# Start of TASK DATA

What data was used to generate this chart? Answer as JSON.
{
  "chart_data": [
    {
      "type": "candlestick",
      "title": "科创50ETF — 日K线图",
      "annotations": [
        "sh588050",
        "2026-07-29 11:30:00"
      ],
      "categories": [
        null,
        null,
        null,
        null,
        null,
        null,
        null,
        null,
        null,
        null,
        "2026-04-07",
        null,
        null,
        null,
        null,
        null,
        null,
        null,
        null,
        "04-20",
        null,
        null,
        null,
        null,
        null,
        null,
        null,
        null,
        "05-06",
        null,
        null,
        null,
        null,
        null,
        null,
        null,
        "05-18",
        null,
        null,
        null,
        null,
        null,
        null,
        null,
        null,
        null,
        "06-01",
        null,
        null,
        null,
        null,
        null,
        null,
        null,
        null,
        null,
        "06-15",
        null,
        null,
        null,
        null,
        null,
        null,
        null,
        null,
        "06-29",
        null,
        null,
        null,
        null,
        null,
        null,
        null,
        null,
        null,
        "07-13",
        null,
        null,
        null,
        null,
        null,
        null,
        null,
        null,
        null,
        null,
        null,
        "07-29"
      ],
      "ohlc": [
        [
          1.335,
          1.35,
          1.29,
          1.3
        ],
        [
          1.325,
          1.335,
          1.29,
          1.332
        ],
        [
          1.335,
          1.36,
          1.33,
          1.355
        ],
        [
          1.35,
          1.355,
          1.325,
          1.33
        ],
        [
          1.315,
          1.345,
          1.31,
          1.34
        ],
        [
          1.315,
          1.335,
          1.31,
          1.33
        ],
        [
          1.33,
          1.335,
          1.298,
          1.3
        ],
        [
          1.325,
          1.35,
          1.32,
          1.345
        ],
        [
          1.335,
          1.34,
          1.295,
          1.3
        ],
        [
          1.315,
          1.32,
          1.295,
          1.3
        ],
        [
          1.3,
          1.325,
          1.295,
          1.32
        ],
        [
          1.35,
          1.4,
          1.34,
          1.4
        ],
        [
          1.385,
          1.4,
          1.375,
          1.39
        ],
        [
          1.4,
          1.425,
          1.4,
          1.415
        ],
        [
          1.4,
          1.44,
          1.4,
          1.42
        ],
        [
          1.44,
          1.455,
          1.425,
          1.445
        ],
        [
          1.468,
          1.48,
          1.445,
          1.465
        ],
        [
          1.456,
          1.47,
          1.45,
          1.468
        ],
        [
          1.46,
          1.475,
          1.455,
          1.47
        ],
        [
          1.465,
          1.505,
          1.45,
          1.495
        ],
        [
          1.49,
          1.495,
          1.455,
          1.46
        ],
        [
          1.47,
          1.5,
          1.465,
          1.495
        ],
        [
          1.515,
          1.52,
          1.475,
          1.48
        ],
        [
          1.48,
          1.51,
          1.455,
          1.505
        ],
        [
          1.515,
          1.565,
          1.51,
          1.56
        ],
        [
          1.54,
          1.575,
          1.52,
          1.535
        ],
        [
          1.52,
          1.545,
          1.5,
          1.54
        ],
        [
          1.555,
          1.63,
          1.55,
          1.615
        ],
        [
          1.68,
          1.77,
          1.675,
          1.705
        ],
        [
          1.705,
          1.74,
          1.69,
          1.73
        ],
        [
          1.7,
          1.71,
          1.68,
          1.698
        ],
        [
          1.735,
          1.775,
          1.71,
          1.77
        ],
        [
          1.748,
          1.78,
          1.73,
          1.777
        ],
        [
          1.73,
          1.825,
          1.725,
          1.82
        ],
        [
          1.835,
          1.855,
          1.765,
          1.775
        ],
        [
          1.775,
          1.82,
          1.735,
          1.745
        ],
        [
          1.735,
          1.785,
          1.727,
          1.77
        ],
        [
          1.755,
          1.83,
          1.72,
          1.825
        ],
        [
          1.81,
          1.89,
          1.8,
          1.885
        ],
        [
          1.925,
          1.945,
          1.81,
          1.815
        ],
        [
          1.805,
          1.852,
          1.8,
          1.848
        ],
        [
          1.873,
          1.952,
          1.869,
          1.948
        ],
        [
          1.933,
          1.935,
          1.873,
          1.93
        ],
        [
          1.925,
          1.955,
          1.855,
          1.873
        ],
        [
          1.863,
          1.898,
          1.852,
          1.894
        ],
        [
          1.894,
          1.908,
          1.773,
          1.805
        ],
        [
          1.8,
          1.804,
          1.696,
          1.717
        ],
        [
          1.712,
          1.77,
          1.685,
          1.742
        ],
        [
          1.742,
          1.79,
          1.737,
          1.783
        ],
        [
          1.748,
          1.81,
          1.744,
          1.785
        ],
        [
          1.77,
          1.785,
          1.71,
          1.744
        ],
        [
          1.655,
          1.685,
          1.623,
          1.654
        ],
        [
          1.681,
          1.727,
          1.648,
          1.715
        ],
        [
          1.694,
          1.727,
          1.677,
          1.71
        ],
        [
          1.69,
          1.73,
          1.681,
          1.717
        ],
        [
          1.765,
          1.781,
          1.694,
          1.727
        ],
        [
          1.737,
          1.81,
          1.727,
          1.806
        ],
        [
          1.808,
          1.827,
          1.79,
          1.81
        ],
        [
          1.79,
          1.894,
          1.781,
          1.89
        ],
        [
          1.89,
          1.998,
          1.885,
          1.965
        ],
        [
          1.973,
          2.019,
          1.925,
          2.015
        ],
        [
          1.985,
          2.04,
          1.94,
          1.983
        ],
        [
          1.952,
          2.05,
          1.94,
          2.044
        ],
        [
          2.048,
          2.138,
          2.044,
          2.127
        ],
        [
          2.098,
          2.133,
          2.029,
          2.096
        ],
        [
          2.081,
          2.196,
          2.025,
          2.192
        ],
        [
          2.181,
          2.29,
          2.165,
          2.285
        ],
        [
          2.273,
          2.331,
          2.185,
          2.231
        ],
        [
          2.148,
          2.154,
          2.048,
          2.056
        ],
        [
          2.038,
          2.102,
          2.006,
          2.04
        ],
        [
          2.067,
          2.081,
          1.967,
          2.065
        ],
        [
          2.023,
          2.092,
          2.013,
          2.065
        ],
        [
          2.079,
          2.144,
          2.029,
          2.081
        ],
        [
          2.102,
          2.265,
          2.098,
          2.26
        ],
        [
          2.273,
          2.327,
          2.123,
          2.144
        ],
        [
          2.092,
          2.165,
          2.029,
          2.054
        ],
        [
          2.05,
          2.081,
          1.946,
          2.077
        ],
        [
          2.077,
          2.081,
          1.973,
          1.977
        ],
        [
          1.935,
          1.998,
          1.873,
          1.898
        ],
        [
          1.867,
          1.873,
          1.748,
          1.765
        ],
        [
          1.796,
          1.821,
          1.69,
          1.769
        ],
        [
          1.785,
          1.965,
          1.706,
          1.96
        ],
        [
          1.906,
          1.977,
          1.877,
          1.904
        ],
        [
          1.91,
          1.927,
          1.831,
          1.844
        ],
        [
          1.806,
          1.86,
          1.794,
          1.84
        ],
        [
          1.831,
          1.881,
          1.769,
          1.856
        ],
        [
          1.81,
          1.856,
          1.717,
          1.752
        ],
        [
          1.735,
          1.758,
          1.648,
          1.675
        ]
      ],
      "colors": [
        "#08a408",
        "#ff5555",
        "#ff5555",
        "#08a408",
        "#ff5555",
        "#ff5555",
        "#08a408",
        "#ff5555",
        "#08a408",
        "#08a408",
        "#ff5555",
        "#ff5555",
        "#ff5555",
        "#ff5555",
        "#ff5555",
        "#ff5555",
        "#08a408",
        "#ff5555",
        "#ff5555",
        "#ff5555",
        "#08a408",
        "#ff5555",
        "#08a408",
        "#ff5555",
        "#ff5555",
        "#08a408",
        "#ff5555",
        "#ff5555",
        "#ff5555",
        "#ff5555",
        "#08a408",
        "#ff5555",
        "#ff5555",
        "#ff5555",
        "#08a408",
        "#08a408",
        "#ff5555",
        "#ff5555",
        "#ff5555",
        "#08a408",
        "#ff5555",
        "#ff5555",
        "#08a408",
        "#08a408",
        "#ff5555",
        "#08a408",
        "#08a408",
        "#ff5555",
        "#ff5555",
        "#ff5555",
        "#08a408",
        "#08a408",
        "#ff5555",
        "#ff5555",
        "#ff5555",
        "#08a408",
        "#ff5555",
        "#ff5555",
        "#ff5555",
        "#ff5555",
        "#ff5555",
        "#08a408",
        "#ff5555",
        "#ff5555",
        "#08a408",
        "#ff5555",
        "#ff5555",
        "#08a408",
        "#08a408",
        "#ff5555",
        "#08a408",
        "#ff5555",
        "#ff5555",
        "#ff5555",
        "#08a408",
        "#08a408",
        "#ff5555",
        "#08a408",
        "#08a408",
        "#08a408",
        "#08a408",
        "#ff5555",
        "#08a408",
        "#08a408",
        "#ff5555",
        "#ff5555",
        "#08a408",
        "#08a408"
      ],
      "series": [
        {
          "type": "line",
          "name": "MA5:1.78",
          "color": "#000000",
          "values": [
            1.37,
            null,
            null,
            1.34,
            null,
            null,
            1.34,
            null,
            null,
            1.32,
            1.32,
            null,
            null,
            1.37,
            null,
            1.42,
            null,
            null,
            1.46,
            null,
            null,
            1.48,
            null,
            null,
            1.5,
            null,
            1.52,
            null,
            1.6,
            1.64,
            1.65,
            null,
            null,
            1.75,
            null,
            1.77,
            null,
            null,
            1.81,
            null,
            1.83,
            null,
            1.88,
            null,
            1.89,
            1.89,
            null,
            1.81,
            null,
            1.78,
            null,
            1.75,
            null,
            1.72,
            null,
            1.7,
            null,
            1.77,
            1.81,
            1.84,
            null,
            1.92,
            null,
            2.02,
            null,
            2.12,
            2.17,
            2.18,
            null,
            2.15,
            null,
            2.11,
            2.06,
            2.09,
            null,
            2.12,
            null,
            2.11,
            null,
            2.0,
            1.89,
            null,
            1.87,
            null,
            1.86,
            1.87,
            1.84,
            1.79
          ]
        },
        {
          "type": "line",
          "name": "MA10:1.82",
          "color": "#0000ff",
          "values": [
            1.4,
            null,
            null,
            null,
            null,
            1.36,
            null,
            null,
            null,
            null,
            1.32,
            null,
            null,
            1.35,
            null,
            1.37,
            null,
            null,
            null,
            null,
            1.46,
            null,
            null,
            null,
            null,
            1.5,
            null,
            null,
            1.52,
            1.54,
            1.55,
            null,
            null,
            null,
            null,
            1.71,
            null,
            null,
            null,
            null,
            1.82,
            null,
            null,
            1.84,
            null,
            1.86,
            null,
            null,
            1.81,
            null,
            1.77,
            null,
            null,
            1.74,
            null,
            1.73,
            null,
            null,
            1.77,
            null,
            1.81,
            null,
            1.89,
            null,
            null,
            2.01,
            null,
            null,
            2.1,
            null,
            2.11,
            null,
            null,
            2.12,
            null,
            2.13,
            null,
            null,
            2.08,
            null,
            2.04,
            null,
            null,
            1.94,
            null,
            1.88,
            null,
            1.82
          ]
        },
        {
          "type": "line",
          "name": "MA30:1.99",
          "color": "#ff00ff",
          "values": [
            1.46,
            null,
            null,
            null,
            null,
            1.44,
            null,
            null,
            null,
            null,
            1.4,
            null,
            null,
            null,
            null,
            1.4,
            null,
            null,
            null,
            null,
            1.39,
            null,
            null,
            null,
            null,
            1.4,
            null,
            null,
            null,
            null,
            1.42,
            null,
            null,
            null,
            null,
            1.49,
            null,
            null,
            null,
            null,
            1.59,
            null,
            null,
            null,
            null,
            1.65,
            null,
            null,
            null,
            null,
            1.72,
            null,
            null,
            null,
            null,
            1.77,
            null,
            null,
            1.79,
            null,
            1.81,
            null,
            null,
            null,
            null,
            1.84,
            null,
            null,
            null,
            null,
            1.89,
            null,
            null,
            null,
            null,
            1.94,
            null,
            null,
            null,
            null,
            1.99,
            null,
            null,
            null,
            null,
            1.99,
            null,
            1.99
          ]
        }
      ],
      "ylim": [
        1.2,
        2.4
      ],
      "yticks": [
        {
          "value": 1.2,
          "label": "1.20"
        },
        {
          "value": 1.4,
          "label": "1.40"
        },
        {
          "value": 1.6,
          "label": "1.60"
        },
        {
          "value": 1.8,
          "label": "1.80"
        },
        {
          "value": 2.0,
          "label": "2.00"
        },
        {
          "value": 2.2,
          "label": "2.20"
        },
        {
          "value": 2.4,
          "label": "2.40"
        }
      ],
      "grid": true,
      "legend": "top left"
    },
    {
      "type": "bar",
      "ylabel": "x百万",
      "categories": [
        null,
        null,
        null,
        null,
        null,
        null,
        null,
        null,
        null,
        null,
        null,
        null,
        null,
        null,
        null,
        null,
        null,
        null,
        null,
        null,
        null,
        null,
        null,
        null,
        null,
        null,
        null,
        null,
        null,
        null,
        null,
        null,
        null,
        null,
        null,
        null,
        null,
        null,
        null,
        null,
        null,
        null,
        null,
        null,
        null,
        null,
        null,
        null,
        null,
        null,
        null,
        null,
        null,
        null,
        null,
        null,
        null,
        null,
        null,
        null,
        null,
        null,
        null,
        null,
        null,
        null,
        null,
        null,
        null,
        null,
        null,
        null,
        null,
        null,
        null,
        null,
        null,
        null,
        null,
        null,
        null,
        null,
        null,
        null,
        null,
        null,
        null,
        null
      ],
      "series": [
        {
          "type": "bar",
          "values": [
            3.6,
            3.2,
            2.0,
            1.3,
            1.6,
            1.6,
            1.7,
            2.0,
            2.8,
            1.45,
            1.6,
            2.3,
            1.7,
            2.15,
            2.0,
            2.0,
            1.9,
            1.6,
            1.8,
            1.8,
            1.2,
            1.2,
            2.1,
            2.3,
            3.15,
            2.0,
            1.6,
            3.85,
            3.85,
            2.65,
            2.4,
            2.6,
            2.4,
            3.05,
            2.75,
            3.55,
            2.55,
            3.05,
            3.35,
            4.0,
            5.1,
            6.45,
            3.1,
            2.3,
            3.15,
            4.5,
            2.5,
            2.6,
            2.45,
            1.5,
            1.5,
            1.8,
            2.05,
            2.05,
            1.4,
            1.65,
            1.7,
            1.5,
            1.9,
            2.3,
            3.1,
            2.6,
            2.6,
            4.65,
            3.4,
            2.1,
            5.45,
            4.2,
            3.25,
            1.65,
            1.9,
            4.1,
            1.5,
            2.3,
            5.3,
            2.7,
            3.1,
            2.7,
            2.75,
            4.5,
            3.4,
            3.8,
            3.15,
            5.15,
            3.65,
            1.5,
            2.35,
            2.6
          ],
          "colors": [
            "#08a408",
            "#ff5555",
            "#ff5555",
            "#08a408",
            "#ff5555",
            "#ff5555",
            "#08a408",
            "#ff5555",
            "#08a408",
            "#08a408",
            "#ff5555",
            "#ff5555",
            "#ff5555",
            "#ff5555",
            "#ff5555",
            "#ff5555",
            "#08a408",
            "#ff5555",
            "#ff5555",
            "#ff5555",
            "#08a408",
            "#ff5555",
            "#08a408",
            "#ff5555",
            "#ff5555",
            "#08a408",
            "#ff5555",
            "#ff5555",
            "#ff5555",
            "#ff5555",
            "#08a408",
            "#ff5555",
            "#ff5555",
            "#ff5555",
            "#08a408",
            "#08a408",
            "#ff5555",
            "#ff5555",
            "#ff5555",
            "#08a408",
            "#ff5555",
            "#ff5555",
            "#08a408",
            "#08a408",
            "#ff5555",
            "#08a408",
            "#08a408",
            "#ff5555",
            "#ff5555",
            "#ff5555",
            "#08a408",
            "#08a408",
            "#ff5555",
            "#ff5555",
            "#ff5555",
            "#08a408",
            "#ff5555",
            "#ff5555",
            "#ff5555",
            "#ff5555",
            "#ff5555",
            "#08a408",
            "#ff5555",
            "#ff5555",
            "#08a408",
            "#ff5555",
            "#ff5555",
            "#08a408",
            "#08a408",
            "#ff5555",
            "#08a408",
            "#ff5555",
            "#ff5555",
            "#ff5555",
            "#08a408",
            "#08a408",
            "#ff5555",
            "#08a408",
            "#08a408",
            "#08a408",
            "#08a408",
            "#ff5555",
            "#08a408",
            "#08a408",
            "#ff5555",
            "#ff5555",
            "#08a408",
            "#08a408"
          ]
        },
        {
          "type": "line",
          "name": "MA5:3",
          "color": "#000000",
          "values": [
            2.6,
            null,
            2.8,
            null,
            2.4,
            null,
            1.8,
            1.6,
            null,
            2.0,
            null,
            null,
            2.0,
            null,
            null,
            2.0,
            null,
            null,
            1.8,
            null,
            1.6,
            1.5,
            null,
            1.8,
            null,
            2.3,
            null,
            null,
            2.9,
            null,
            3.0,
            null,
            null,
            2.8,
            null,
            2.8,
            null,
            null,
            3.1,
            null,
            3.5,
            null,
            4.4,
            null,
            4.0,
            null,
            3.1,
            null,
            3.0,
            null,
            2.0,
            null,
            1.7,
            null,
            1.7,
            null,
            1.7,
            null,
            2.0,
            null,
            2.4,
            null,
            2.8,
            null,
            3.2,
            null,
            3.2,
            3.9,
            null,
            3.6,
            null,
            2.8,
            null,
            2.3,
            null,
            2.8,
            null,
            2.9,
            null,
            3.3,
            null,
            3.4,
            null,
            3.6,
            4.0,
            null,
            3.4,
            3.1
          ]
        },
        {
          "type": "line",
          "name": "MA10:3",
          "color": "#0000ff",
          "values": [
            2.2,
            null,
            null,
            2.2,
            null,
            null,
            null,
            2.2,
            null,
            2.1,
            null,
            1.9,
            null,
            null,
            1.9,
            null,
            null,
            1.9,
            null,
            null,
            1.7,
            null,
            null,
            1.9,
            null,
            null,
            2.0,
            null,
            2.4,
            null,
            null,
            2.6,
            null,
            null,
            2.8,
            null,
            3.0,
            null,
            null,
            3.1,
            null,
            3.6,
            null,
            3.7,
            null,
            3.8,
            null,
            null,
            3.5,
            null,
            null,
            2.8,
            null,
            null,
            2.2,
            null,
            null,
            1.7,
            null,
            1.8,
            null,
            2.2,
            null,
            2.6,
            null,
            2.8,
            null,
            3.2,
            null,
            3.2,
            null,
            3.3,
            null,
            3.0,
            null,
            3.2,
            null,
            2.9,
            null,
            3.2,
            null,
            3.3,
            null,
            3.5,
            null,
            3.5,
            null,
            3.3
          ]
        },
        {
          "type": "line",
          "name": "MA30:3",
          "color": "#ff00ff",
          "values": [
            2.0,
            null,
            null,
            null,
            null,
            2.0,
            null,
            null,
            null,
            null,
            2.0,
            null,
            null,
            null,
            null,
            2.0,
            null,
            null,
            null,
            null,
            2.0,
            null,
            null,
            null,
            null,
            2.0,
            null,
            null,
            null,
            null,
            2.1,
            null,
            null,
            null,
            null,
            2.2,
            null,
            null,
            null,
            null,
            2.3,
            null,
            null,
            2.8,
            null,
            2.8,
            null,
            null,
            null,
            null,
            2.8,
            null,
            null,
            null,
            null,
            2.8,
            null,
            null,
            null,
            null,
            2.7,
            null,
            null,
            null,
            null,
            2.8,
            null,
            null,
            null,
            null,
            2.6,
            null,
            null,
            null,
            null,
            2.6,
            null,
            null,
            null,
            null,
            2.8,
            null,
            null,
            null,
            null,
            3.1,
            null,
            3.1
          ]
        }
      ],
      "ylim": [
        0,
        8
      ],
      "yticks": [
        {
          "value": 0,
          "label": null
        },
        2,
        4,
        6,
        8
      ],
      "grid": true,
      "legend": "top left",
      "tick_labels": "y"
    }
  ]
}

# End of TASK DATA

### WRITTEN EXERCISE
Collect the lines of the data that carry the word "name".

### THE COMPLETED TASK
          "name": "MA5:1.78",
          "name": "MA10:1.82",
          "name": "MA30:1.99",
          "name": "MA5:3",
          "name": "MA10:3",
          "name": "MA30:3",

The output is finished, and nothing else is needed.